[Records]
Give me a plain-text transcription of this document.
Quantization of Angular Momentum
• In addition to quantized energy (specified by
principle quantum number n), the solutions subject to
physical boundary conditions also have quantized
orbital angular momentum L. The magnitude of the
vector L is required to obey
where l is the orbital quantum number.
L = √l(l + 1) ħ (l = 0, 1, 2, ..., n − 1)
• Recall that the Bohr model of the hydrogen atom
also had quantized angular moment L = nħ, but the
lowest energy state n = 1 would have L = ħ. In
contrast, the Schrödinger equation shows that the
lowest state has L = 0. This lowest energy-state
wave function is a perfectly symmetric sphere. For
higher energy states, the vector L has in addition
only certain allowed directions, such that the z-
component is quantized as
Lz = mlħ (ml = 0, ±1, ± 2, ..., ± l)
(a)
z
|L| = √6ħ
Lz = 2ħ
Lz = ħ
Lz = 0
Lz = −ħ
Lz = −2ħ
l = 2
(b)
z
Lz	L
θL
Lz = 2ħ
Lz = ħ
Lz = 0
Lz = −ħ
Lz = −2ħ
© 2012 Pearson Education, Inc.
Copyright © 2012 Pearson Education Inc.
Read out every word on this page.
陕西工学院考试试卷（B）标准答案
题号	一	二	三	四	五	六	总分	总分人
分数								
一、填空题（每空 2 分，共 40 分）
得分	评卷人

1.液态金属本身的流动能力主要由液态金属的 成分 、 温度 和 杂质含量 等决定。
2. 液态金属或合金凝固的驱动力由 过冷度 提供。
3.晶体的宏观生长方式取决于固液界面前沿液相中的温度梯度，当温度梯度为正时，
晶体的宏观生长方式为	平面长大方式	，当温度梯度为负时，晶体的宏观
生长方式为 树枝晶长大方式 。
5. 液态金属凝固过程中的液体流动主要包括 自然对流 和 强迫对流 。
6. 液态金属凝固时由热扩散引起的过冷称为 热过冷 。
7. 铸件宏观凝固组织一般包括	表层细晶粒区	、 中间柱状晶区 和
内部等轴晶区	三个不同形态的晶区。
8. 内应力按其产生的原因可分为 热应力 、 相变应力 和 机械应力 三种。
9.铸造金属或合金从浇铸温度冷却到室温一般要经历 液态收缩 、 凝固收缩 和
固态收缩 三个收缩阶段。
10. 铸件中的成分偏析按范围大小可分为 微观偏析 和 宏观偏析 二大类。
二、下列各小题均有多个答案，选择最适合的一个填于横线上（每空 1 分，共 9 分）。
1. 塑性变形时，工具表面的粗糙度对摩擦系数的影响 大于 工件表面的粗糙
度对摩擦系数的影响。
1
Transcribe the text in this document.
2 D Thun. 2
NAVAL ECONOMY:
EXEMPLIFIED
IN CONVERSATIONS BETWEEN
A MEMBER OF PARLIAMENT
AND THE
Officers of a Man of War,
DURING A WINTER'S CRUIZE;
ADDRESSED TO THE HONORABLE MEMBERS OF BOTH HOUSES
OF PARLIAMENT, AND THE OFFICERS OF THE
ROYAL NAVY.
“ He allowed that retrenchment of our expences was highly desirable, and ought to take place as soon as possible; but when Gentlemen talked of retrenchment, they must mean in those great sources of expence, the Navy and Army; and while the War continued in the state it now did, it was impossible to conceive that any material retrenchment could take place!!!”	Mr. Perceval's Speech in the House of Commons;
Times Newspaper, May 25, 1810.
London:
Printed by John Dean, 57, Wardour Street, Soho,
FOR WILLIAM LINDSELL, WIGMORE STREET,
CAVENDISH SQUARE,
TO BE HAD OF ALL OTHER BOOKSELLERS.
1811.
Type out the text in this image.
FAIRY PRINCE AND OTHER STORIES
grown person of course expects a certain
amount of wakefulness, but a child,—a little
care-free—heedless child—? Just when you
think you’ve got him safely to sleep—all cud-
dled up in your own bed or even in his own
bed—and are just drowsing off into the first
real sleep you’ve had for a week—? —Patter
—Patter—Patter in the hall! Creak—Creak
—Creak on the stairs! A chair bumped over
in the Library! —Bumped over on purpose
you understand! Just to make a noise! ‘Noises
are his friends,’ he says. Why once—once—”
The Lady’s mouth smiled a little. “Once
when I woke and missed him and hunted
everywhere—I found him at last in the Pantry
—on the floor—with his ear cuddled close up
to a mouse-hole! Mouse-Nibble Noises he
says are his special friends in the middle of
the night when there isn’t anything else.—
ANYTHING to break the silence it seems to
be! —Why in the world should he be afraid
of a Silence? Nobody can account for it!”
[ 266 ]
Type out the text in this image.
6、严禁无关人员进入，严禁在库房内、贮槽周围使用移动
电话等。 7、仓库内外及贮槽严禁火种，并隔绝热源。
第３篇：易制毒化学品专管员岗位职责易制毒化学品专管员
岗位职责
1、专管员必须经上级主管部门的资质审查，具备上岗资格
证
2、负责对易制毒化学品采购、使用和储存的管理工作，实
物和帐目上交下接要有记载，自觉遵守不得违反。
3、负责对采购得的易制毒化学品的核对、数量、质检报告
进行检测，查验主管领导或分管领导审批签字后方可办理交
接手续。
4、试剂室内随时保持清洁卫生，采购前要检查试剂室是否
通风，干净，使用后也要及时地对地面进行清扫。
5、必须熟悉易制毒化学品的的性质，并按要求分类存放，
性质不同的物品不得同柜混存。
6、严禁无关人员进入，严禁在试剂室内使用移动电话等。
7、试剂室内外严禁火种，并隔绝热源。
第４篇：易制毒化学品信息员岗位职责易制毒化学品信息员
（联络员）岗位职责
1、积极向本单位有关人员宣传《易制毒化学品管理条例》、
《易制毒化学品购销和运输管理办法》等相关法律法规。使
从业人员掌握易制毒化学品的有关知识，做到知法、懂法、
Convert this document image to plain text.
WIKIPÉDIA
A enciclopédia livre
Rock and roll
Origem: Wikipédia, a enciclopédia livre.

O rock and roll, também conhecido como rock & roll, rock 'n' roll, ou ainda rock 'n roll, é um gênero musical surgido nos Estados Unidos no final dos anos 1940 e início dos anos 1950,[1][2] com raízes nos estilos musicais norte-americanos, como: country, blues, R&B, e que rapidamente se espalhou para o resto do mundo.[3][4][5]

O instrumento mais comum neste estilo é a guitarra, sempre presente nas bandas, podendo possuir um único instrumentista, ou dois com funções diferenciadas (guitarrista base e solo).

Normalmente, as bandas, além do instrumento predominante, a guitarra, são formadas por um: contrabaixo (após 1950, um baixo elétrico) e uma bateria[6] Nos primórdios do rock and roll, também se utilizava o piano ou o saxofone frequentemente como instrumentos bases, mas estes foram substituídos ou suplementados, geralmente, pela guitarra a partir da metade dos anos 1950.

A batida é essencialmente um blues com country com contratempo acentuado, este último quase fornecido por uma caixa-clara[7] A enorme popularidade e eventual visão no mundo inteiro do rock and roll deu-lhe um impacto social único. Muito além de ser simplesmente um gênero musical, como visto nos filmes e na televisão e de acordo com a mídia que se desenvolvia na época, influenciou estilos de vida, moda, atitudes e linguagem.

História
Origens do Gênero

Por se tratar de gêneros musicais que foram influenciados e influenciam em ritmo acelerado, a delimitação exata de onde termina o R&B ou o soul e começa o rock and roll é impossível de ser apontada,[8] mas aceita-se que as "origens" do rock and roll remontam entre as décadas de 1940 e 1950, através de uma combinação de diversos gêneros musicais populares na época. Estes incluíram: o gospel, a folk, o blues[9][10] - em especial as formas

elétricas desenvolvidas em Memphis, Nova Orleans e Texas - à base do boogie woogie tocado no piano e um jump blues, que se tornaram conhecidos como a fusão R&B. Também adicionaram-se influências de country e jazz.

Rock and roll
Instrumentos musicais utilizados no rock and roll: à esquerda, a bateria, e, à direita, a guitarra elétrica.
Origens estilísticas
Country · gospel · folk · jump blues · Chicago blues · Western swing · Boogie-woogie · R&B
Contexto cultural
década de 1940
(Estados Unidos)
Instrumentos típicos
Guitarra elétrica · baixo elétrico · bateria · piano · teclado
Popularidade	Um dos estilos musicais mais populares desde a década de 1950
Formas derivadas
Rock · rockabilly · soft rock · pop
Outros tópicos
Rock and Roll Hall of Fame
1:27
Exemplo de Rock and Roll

__What you should do__
Take every line from the data that contains the word "严禁无关人员进入".

__Response to the task__
6、严禁无关人员进入，严禁在库房内、贮槽周围使用移动
6、严禁无关人员进入，严禁在试剂室内使用移动电话等。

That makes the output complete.